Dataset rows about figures
- Opening Delimiter -

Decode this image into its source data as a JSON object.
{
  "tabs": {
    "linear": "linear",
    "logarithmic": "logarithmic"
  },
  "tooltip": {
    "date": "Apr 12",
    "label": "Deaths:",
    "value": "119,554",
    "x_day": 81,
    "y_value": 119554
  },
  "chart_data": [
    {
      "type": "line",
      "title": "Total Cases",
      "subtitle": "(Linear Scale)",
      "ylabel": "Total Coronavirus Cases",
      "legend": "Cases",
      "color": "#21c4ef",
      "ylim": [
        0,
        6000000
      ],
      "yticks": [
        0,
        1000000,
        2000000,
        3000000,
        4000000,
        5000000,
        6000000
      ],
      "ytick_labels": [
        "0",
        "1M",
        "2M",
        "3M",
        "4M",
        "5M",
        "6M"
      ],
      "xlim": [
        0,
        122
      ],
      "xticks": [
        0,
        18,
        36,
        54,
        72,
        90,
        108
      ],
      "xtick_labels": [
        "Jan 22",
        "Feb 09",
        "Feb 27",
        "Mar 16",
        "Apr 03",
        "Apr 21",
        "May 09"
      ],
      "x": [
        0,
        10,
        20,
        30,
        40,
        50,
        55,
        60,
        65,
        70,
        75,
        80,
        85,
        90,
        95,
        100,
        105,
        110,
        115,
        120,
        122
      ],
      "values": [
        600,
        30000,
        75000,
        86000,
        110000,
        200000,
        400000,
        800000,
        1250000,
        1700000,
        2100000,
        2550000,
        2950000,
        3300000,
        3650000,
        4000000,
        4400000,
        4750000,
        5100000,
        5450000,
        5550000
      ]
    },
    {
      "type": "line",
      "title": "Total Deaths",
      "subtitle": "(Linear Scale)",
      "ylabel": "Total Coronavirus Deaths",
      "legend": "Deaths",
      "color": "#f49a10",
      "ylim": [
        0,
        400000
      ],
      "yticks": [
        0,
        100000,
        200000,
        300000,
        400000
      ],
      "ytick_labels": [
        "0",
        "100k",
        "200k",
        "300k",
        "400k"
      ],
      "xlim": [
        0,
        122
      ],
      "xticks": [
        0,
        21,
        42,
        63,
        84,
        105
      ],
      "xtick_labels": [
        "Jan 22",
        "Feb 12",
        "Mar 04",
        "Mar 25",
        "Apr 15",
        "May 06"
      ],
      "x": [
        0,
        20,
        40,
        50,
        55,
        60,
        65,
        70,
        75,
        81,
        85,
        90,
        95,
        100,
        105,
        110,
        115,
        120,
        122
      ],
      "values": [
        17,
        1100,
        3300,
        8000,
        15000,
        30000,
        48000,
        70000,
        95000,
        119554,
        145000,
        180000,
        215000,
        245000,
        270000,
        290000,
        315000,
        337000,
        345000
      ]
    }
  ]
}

- Closing Delimiter -

→ Work to complete: Copy the data word for word.

→ Solved problem:
Decode this image into its source data as a JSON object.
{
  "tabs": {
    "linear": "linear",
    "logarithmic": "logarithmic"
  },
  "tooltip": {
    "date": "Apr 12",
    "label": "Deaths:",
    "value": "119,554",
    "x_day": 81,
    "y_value": 119554
  },
  "chart_data": [
    {
      "type": "line",
      "title": "Total Cases",
      "subtitle": "(Linear Scale)",
      "ylabel": "Total Coronavirus Cases",
      "legend": "Cases",
      "color": "#21c4ef",
      "ylim": [
        0,
        6000000
      ],
      "yticks": [
        0,
        1000000,
        2000000,
        3000000,
        4000000,
        5000000,
        6000000
      ],
      "ytick_labels": [
        "0",
        "1M",
        "2M",
        "3M",
        "4M",
        "5M",
        "6M"
      ],
      "xlim": [
        0,
        122
      ],
      "xticks": [
        0,
        18,
        36,
        54,
        72,
        90,
        108
      ],
      "xtick_labels": [
        "Jan 22",
        "Feb 09",
        "Feb 27",
        "Mar 16",
        "Apr 03",
        "Apr 21",
        "May 09"
      ],
      "x": [
        0,
        10,
        20,
        30,
        40,
        50,
        55,
        60,
        65,
        70,
        75,
        80,
        85,
        90,
        95,
        100,
        105,
        110,
        115,
        120,
        122
      ],
      "values": [
        600,
        30000,
        75000,
        86000,
        110000,
        200000,
        400000,
        800000,
        1250000,
        1700000,
        2100000,
        2550000,
        2950000,
        3300000,
        3650000,
        4000000,
        4400000,
        4750000,
        5100000,
        5450000,
        5550000
      ]
    },
    {
      "type": "line",
      "title": "Total Deaths",
      "subtitle": "(Linear Scale)",
      "ylabel": "Total Coronavirus Deaths",
      "legend": "Deaths",
      "color": "#f49a10",
      "ylim": [
        0,
        400000
      ],
      "yticks": [
        0,
        100000,
        200000,
        300000,
        400000
      ],
      "ytick_labels": [
        "0",
        "100k",
        "200k",
        "300k",
        "400k"
      ],
      "xlim": [
        0,
        122
      ],
      "xticks": [
        0,
        21,
        42,
        63,
        84,
        105
      ],
      "xtick_labels": [
        "Jan 22",
        "Feb 12",
        "Mar 04",
        "Mar 25",
        "Apr 15",
        "May 06"
      ],
      "x": [
        0,
        20,
        40,
        50,
        55,
        60,
        65,
        70,
        75,
        81,
        85,
        90,
        95,
        100,
        105,
        110,
        115,
        120,
        122
      ],
      "values": [
        17,
        1100,
        3300,
        8000,
        15000,
        30000,
        48000,
        70000,
        95000,
        119554,
        145000,
        180000,
        215000,
        245000,
        270000,
        290000,
        315000,
        337000,
        345000
      ]
    }
  ]
}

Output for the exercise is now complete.